Your goal =
Work through the material below and count the lines holding the word "track"; give that count and nothing more.

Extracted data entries
------------------------------------------------------------

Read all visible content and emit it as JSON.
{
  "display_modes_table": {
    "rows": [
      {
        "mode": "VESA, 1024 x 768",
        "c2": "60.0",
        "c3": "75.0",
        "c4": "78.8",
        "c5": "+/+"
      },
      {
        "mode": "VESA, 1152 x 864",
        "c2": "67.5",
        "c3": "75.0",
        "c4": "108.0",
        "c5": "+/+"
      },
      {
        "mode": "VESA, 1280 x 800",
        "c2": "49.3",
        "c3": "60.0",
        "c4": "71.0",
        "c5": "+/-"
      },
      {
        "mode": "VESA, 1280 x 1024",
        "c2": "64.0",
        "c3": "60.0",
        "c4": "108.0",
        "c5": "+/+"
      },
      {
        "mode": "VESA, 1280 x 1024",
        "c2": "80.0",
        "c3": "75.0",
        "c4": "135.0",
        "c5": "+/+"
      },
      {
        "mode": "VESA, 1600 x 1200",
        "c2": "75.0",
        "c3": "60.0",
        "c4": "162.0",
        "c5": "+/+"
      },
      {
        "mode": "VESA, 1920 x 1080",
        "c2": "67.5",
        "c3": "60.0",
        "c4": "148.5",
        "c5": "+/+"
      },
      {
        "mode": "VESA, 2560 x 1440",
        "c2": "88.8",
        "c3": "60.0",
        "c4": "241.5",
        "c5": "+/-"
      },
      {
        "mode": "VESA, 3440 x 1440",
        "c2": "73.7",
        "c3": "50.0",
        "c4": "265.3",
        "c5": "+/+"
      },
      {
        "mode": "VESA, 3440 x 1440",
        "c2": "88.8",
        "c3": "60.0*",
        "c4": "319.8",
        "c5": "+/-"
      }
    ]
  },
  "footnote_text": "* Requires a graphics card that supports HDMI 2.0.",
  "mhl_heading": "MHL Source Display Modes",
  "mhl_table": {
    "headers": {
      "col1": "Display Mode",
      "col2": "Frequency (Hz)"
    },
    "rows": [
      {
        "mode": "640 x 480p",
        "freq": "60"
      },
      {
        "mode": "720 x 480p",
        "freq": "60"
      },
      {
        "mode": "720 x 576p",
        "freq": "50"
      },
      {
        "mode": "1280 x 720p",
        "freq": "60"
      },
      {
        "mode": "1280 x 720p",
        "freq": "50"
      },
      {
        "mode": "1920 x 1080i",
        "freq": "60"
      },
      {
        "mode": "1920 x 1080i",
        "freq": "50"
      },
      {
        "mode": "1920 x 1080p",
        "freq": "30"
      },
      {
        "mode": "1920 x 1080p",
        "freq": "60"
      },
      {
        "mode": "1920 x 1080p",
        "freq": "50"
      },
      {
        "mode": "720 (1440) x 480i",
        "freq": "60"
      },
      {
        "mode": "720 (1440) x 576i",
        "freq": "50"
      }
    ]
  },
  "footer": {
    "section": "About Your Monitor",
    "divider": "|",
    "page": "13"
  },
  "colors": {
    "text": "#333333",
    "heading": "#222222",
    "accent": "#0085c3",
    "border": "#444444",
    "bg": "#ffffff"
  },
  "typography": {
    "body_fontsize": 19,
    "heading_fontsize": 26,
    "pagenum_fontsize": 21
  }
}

------------------------------------------------------------

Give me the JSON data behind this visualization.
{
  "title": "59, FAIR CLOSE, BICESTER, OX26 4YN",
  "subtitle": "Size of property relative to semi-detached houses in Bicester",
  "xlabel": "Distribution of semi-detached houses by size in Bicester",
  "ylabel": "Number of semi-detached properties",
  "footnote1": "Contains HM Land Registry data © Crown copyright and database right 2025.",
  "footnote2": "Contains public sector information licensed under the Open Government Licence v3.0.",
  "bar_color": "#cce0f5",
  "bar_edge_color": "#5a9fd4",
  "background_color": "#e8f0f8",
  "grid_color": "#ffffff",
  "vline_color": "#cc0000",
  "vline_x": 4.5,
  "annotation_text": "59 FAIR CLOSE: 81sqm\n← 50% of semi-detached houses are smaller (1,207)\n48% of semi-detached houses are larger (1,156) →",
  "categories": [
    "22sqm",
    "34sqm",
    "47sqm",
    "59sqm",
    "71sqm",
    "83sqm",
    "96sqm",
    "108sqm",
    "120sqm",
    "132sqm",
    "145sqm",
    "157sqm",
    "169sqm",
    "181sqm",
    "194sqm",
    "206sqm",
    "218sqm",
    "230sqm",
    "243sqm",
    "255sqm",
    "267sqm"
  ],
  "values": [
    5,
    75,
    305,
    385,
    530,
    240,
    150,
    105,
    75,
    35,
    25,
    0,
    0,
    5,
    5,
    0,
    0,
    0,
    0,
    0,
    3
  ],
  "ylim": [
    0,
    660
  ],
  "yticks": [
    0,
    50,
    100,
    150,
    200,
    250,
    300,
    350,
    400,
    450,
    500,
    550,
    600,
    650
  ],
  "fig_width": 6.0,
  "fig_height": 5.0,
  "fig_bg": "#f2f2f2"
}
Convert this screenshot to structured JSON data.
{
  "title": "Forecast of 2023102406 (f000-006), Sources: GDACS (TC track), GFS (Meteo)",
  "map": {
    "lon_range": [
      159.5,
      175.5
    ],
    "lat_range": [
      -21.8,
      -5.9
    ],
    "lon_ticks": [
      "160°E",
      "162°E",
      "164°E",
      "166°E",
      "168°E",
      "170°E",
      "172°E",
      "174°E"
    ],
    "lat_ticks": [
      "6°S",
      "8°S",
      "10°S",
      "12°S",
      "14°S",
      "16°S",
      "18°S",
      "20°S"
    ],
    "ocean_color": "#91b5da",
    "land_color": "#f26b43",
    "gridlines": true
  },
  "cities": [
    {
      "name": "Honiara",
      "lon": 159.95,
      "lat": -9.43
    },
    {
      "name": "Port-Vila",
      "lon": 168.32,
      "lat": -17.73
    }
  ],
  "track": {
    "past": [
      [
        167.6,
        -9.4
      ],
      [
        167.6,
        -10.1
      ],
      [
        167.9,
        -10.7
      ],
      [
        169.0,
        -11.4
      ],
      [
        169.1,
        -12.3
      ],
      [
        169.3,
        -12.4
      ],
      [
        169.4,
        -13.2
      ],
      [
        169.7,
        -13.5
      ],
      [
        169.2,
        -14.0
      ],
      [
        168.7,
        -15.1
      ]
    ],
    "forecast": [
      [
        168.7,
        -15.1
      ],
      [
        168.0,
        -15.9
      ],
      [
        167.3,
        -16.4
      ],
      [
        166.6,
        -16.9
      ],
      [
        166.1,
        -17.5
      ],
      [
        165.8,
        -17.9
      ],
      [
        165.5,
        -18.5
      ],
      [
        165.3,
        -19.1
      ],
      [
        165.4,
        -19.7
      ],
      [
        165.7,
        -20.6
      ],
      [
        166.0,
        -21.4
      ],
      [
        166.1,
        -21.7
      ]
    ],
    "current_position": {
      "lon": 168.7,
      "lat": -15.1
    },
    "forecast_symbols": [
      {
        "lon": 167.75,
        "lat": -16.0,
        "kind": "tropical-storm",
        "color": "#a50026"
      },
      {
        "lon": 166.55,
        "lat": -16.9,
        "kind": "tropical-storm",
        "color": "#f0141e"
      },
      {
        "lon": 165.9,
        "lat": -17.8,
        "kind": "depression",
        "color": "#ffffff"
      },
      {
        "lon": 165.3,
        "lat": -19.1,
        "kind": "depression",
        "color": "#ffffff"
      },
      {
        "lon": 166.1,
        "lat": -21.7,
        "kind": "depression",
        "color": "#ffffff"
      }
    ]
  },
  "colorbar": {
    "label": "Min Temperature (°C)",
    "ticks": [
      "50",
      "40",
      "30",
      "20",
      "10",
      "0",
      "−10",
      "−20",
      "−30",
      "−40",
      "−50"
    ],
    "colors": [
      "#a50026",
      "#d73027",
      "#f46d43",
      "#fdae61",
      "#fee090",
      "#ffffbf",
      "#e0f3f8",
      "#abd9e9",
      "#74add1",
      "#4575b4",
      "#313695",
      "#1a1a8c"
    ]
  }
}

------------------------------------------------------------

Correct response =
2